[Exercise]
Write the next part of the text about the Pivot TV channel, starting after its last sentence.

[Given text]
* * * * *

Pivot was an American digital cable and satellite television network owned by Participant Media. The channel, targeted at young adults between 18 and 34 years old, debuted on August 1, 2013. The channel ceased operations on October 31, 2016.

History 
In December 2012, Participant Media acquired Halogen TV and the Documentary Channel. On March 27, 2013, the launch of Pivot was announced, and was described as a "disruptive TV" service, focusing on social advocacy. The channel would take over the space held by the aforementioned channels, giving Pivot an initial subscriber base of about 40 million cable and satellite television homes. The channel launched on August 1 at 6 a.m. with a rendition of the song that launched MTV in 1981 (coincidentally, also on August 1), "Video Killed the Radio Star" by The Buggles, by several indie music artists, followed by a brief introduction to Pivot by Participant Media founder Jeffrey Skoll, and the first program, the 2010 documentary ReGeneration.

With the launch, Pivot became the first television channel to offer broadband-only subscriptions that allows live streaming of the linear channel and video on demand offerings without requiring a subscription to a pay television service. It was later announced that NeuLion had been selected to design and deliver the new cable network's downloadable interactive app which allows Pivot's content to be delivered to multiple digital devices. It offered its entertainment programming, live and on-demand, to authenticated pay TV subscribers and broadband-only subscribers.

* * * * *

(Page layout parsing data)

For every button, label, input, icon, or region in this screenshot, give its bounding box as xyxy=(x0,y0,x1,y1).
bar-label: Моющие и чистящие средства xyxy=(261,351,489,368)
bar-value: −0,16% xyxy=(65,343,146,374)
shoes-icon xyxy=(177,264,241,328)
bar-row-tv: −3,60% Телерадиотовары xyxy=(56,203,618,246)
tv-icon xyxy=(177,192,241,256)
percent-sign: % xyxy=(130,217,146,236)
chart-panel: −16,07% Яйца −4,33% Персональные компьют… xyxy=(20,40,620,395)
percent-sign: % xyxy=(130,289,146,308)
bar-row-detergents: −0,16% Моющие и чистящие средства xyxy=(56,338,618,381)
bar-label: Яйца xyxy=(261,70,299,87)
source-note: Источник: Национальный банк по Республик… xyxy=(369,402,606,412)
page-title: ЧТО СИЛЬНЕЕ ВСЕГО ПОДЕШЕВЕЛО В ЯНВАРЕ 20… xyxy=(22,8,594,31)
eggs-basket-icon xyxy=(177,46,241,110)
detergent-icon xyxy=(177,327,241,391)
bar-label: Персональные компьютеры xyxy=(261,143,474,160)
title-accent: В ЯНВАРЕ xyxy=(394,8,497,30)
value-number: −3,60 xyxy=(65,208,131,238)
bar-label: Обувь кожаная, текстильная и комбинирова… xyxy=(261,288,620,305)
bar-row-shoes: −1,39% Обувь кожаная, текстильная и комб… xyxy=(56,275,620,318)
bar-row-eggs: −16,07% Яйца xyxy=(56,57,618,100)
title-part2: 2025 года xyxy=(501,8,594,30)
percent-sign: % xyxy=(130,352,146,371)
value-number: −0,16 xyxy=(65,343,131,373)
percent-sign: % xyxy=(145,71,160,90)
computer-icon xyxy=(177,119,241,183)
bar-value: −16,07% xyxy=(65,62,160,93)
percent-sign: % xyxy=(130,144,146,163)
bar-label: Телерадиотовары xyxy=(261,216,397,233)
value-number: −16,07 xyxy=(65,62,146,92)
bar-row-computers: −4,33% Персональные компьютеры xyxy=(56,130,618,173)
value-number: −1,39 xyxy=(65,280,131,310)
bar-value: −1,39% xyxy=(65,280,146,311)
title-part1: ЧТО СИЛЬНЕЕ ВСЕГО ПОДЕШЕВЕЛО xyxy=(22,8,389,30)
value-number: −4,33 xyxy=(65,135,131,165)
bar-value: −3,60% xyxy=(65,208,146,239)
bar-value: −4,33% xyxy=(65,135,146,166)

* * * * *

[Result for this task]
Closure
On August 17, 2016, Participant Media announced that the channel would cease broadcasting by early 2017, citing low ratings, small viewing audiences, and an overall shift away from television by Participant under current CEO David Linde; the channel's last day of operation was later confirmed to be on October 31. The channel officially left the air at 6 a.m. EDT that morning; the last programs to air on the network were five consecutive airings of the film Good Night, and Good Luck from 8 p.m. on the 30th onward until the closure (the film choice was likely a nod to the final words spoken on Pivot's half-predecessor, Documentary Channel). No signoff message was given at the end (other than a commercial thanking viewers for watching and telling them what they watch does make a difference, having been run over the last few weeks of the channel's broadcast, being shown as a split screen during the film's end credits); rather, the channel merely faded to black after the end of the film, shortly after replaced with a slide from the cable services notifying viewers of the closure, after which the channel spaces, originally occupied by The Documentary Channel and Halogen TV from 2006 and 2009 respectively until 2013, both folded and ceased to exist.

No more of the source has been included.